Set of tasks>
1. In the passage on Vietnam below, along which parallel did the 1954 Geneva agreement partition the country?
2. Reproduce the Vietnam passage below word for word, starting at "Ho, who had" and ending at "of North Vietnam.".

Many nationalists, while aware of the Communist nature of Ho's government, nevertheless supported it against France. The war ended in July 1954 with a humiliating French defeat. An agreement, signed in Geneva in July 1954, partitioned Vietnam along the 17th parallel and provided for a general election to be held within 2 years to reunify the country. Because of mutual distrust, absence of neutral machinery to guarantee freedom of choice, and opposition of South Vietnam and the United States, the scheduled election never took place.

Ho, who had hoped that a larger population under his control, a Communist-supervised election in the North, and a more or less free election in the South would produce an outcome favorable to his regime, became greatly frustrated. He ordered guerrilla activities to be resumed in the South. Regular troops from the North infiltrated the South in increasing numbers. The United States, correspondingly, increased military assistance, sent combat troops into South Vietnam, and began a systematic bombing of North Vietnam.

Data shown>
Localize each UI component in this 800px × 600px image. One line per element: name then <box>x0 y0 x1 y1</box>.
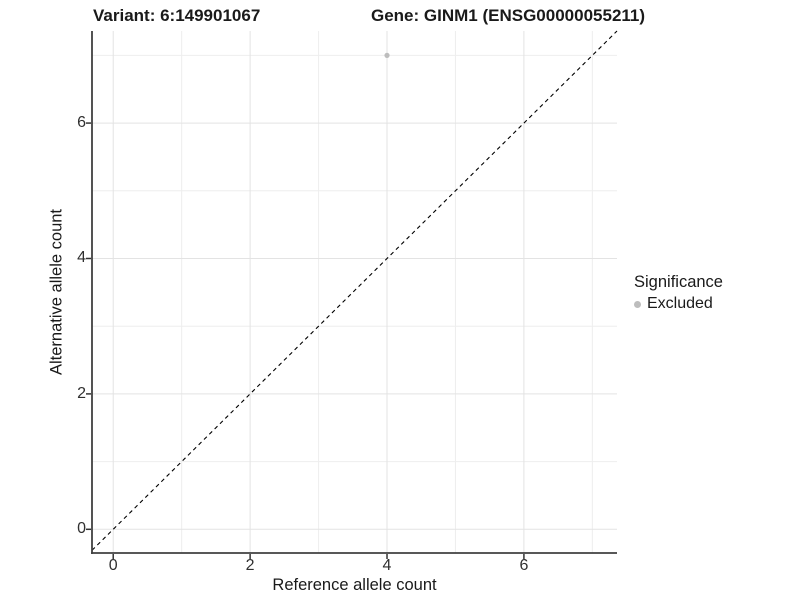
minor-gridlines <box>92 31 617 553</box>
y-tick-label-3: 6 <box>77 114 86 132</box>
y-axis-label: Alternative allele count <box>47 208 66 376</box>
identity-reference-line <box>91 30 618 551</box>
gene-title: Gene: GINM1 (ENSG00000055211) <box>371 6 646 25</box>
x-tick-label-0: 0 <box>108 557 118 574</box>
axis-lines <box>91 31 617 554</box>
variant-title: Variant: 6:149901067 <box>93 6 261 25</box>
legend-entry-excluded: Excluded <box>634 295 723 313</box>
x-tick-label-2: 4 <box>382 557 392 574</box>
data-points <box>384 52 390 58</box>
tick-marks <box>86 122 525 559</box>
legend: Significance Excluded <box>634 272 723 313</box>
y-tick-label-0: 0 <box>77 520 86 538</box>
x-tick-label-3: 6 <box>519 557 529 574</box>
x-tick-label-1: 2 <box>245 557 255 574</box>
y-tick-label-1: 2 <box>77 384 86 402</box>
legend-title: Significance <box>634 273 723 291</box>
legend-entry-label: Excluded <box>647 295 713 312</box>
scatter-point <box>384 52 390 58</box>
major-gridlines <box>92 31 617 553</box>
excluded-point-marker-icon <box>634 300 641 308</box>
x-axis-label: Reference allele count <box>272 576 437 594</box>
y-tick-label-2: 4 <box>77 249 86 267</box>
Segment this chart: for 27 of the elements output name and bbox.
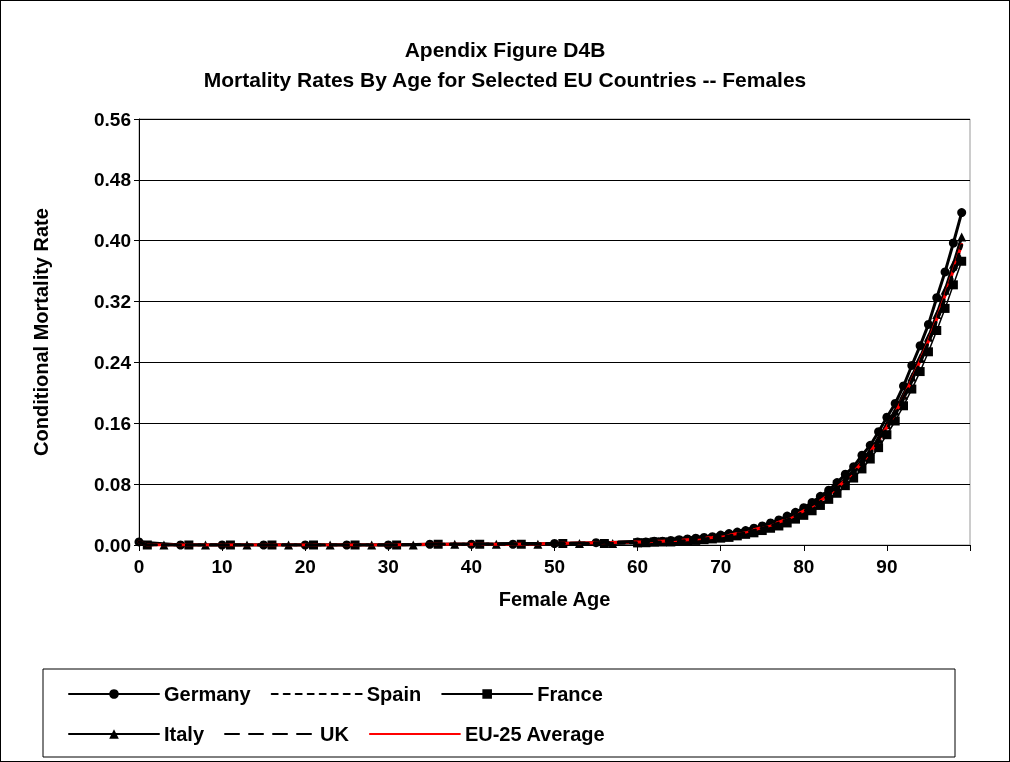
- legend-label: Spain: [366, 683, 422, 705]
- legend-label: EU-25 Average: [464, 723, 605, 745]
- x-tick-label: 40: [460, 556, 482, 577]
- y-tick-label: 0.32: [94, 291, 131, 313]
- legend-label: France: [537, 683, 603, 705]
- y-tick-label: 0.24: [94, 351, 132, 373]
- legend-label: Italy: [164, 723, 205, 745]
- legend-label: Germany: [164, 683, 252, 705]
- x-tick-label: 0: [133, 556, 145, 577]
- x-tick-label: 90: [876, 556, 898, 577]
- legend-label: UK: [320, 723, 350, 745]
- y-tick-label: 0.48: [94, 169, 131, 191]
- y-tick-label: 0.56: [94, 108, 131, 130]
- x-tick-label: 10: [211, 556, 233, 577]
- y-tick-label: 0.16: [94, 412, 131, 434]
- y-axis-title: Conditional Mortality Rate: [30, 208, 52, 456]
- chart-title: Apendix Figure D4B Mortality Rates By Age for Selected EU Countries -- Females: [203, 37, 807, 91]
- y-tick-label: 0.08: [94, 473, 131, 495]
- x-tick-label: 80: [793, 556, 815, 577]
- x-tick-label: 50: [543, 556, 566, 577]
- x-tick-label: 60: [627, 556, 649, 577]
- x-tick-label: 30: [377, 556, 399, 577]
- y-tick-label: 0.00: [94, 534, 131, 556]
- x-axis-title: Female Age: [498, 588, 611, 610]
- x-tick-label: 20: [294, 556, 316, 577]
- y-tick-label: 0.40: [94, 230, 131, 252]
- x-tick-label: 70: [710, 556, 732, 577]
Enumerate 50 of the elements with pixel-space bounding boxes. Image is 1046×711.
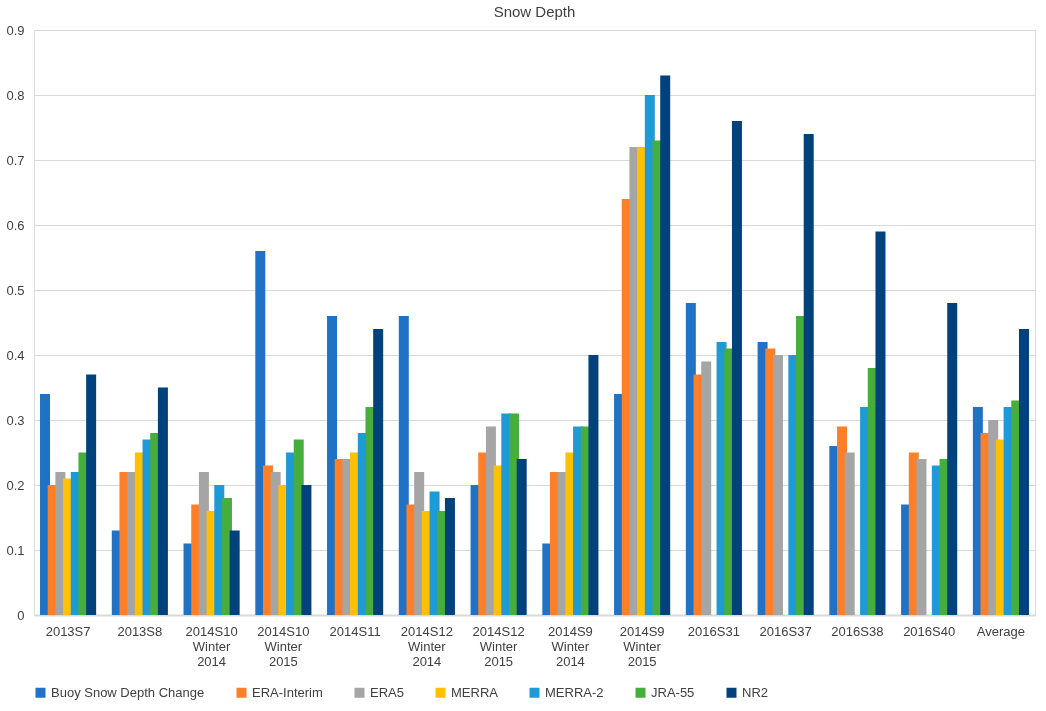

Solution list>
1. The 17th parallel.

2.
Ho, who had hoped that a larger population under his control, a Communist-supervised election in the North, and a more or less free election in the South would produce an outcome favorable to his regime, became greatly frustrated. He ordered guerrilla activities to be resumed in the South. Regular troops from the North infiltrated the South in increasing numbers. The United States, correspondingly, increased military assistance, sent combat troops into South Vietnam, and began a systematic bombing of North Vietnam.